Problem description: The records that follow need to be output exactly as they are.

Data lines:
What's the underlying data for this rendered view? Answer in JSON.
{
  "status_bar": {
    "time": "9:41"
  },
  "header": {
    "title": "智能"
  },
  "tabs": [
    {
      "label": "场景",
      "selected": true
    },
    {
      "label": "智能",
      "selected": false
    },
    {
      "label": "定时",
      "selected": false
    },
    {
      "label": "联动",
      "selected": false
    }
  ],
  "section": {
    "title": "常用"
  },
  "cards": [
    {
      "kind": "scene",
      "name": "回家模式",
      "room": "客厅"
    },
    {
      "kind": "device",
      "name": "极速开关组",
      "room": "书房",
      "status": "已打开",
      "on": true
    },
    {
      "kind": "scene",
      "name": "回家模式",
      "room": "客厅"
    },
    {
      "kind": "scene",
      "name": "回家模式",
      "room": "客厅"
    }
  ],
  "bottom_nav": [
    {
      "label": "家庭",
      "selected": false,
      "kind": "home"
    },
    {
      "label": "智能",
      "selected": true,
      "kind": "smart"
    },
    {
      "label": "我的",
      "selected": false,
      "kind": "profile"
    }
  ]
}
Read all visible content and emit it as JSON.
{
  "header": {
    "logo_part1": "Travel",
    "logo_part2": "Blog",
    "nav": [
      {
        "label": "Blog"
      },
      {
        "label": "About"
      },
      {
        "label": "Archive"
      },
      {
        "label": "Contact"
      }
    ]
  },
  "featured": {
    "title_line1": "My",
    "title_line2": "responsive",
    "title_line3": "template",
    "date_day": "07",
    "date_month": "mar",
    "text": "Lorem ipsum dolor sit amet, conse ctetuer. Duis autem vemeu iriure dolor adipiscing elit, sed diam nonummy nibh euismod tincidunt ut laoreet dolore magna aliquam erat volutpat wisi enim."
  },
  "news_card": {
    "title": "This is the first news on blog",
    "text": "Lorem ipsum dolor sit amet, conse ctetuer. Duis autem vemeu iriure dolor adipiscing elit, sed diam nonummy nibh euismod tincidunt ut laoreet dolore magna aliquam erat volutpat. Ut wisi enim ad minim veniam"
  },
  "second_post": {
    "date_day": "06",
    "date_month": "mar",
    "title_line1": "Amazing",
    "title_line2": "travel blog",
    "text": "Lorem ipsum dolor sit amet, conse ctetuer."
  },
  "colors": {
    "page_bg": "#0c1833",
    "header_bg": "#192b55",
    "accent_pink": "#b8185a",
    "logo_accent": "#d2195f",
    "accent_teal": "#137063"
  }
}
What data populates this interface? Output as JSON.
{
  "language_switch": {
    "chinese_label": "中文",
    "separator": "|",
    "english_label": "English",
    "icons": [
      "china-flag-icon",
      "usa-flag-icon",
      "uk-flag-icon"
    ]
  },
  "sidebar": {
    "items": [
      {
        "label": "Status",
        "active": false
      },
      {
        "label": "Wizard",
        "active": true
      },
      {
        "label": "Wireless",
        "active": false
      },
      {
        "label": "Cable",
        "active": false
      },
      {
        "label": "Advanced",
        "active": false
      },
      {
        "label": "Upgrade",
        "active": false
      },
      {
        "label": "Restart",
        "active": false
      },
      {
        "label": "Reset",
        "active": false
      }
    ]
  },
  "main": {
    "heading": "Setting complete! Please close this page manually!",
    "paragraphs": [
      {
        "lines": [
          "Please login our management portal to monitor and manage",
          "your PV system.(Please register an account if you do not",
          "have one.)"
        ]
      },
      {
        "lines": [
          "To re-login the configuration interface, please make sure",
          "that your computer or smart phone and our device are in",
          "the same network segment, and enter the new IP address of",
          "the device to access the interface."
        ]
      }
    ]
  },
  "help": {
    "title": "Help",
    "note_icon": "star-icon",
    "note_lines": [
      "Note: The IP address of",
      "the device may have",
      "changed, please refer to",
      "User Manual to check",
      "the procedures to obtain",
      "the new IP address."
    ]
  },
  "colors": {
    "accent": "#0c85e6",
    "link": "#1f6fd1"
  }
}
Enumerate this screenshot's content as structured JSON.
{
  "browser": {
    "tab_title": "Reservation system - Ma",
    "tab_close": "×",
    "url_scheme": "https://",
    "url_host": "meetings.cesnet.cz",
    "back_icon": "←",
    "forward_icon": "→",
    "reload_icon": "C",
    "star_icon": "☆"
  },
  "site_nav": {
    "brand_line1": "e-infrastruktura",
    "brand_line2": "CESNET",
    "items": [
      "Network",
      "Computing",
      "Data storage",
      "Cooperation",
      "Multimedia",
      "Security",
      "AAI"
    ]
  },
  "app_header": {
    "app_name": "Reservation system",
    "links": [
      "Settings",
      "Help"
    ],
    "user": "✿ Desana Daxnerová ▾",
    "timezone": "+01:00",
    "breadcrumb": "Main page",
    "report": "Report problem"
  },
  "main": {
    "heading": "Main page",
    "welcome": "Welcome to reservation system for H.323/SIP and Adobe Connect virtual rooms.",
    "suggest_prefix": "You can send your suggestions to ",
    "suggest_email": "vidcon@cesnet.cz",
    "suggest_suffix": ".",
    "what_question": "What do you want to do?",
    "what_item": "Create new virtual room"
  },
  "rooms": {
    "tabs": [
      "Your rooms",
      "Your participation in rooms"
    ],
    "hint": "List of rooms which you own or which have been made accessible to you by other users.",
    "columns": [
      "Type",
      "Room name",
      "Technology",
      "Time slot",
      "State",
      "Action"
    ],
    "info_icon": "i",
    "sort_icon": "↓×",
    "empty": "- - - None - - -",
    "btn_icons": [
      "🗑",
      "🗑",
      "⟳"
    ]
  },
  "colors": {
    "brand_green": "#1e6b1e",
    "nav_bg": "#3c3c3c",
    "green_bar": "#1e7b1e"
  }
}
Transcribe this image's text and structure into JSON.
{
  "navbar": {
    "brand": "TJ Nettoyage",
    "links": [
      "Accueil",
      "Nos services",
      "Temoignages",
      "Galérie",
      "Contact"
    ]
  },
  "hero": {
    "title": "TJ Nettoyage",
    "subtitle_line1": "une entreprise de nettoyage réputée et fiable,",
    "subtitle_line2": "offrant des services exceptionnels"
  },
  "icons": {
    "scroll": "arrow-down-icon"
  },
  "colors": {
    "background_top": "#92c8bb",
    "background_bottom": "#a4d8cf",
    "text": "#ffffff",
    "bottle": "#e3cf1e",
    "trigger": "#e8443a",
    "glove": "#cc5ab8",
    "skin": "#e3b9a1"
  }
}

Task solution:
What's the underlying data for this rendered view? Answer in JSON.
{
  "status_bar": {
    "time": "9:41"
  },
  "header": {
    "title": "智能"
  },
  "tabs": [
    {
      "label": "场景",
      "selected": true
    },
    {
      "label": "智能",
      "selected": false
    },
    {
      "label": "定时",
      "selected": false
    },
    {
      "label": "联动",
      "selected": false
    }
  ],
  "section": {
    "title": "常用"
  },
  "cards": [
    {
      "kind": "scene",
      "name": "回家模式",
      "room": "客厅"
    },
    {
      "kind": "device",
      "name": "极速开关组",
      "room": "书房",
      "status": "已打开",
      "on": true
    },
    {
      "kind": "scene",
      "name": "回家模式",
      "room": "客厅"
    },
    {
      "kind": "scene",
      "name": "回家模式",
      "room": "客厅"
    }
  ],
  "bottom_nav": [
    {
      "label": "家庭",
      "selected": false,
      "kind": "home"
    },
    {
      "label": "智能",
      "selected": true,
      "kind": "smart"
    },
    {
      "label": "我的",
      "selected": false,
      "kind": "profile"
    }
  ]
}
Read all visible content and emit it as JSON.
{
  "header": {
    "logo_part1": "Travel",
    "logo_part2": "Blog",
    "nav": [
      {
        "label": "Blog"
      },
      {
        "label": "About"
      },
      {
        "label": "Archive"
      },
      {
        "label": "Contact"
      }
    ]
  },
  "featured": {
    "title_line1": "My",
    "title_line2": "responsive",
    "title_line3": "template",
    "date_day": "07",
    "date_month": "mar",
    "text": "Lorem ipsum dolor sit amet, conse ctetuer. Duis autem vemeu iriure dolor adipiscing elit, sed diam nonummy nibh euismod tincidunt ut laoreet dolore magna aliquam erat volutpat wisi enim."
  },
  "news_card": {
    "title": "This is the first news on blog",
    "text": "Lorem ipsum dolor sit amet, conse ctetuer. Duis autem vemeu iriure dolor adipiscing elit, sed diam nonummy nibh euismod tincidunt ut laoreet dolore magna aliquam erat volutpat. Ut wisi enim ad minim veniam"
  },
  "second_post": {
    "date_day": "06",
    "date_month": "mar",
    "title_line1": "Amazing",
    "title_line2": "travel blog",
    "text": "Lorem ipsum dolor sit amet, conse ctetuer."
  },
  "colors": {
    "page_bg": "#0c1833",
    "header_bg": "#192b55",
    "accent_pink": "#b8185a",
    "logo_accent": "#d2195f",
    "accent_teal": "#137063"
  }
}
What data populates this interface? Output as JSON.
{
  "language_switch": {
    "chinese_label": "中文",
    "separator": "|",
    "english_label": "English",
    "icons": [
      "china-flag-icon",
      "usa-flag-icon",
      "uk-flag-icon"
    ]
  },
  "sidebar": {
    "items": [
      {
        "label": "Status",
        "active": false
      },
      {
        "label": "Wizard",
        "active": true
      },
      {
        "label": "Wireless",
        "active": false
      },
      {
        "label": "Cable",
        "active": false
      },
      {
        "label": "Advanced",
        "active": false
      },
      {
        "label": "Upgrade",
        "active": false
      },
      {
        "label": "Restart",
        "active": false
      },
      {
        "label": "Reset",
        "active": false
      }
    ]
  },
  "main": {
    "heading": "Setting complete! Please close this page manually!",
    "paragraphs": [
      {
        "lines": [
          "Please login our management portal to monitor and manage",
          "your PV system.(Please register an account if you do not",
          "have one.)"
        ]
      },
      {
        "lines": [
          "To re-login the configuration interface, please make sure",
          "that your computer or smart phone and our device are in",
          "the same network segment, and enter the new IP address of",
          "the device to access the interface."
        ]
      }
    ]
  },
  "help": {
    "title": "Help",
    "note_icon": "star-icon",
    "note_lines": [
      "Note: The IP address of",
      "the device may have",
      "changed, please refer to",
      "User Manual to check",
      "the procedures to obtain",
      "the new IP address."
    ]
  },
  "colors": {
    "accent": "#0c85e6",
    "link": "#1f6fd1"
  }
}
Enumerate this screenshot's content as structured JSON.
{
  "browser": {
    "tab_title": "Reservation system - Ma",
    "tab_close": "×",
    "url_scheme": "https://",
    "url_host": "meetings.cesnet.cz",
    "back_icon": "←",
    "forward_icon": "→",
    "reload_icon": "C",
    "star_icon": "☆"
  },
  "site_nav": {
    "brand_line1": "e-infrastruktura",
    "brand_line2": "CESNET",
    "items": [
      "Network",
      "Computing",
      "Data storage",
      "Cooperation",
      "Multimedia",
      "Security",
      "AAI"
    ]
  },
  "app_header": {
    "app_name": "Reservation system",
    "links": [
      "Settings",
      "Help"
    ],
    "user": "✿ Desana Daxnerová ▾",
    "timezone": "+01:00",
    "breadcrumb": "Main page",
    "report": "Report problem"
  },
  "main": {
    "heading": "Main page",
    "welcome": "Welcome to reservation system for H.323/SIP and Adobe Connect virtual rooms.",
    "suggest_prefix": "You can send your suggestions to ",
    "suggest_email": "vidcon@cesnet.cz",
    "suggest_suffix": ".",
    "what_question": "What do you want to do?",
    "what_item": "Create new virtual room"
  },
  "rooms": {
    "tabs": [
      "Your rooms",
      "Your participation in rooms"
    ],
    "hint": "List of rooms which you own or which have been made accessible to you by other users.",
    "columns": [
      "Type",
      "Room name",
      "Technology",
      "Time slot",
      "State",
      "Action"
    ],
    "info_icon": "i",
    "sort_icon": "↓×",
    "empty": "- - - None - - -",
    "btn_icons": [
      "🗑",
      "🗑",
      "⟳"
    ]
  },
  "colors": {
    "brand_green": "#1e6b1e",
    "nav_bg": "#3c3c3c",
    "green_bar": "#1e7b1e"
  }
}
Transcribe this image's text and structure into JSON.
{
  "navbar": {
    "brand": "TJ Nettoyage",
    "links": [
      "Accueil",
      "Nos services",
      "Temoignages",
      "Galérie",
      "Contact"
    ]
  },
  "hero": {
    "title": "TJ Nettoyage",
    "subtitle_line1": "une entreprise de nettoyage réputée et fiable,",
    "subtitle_line2": "offrant des services exceptionnels"
  },
  "icons": {
    "scroll": "arrow-down-icon"
  },
  "colors": {
    "background_top": "#92c8bb",
    "background_bottom": "#a4d8cf",
    "text": "#ffffff",
    "bottle": "#e3cf1e",
    "trigger": "#e8443a",
    "glove": "#cc5ab8",
    "skin": "#e3b9a1"
  }
}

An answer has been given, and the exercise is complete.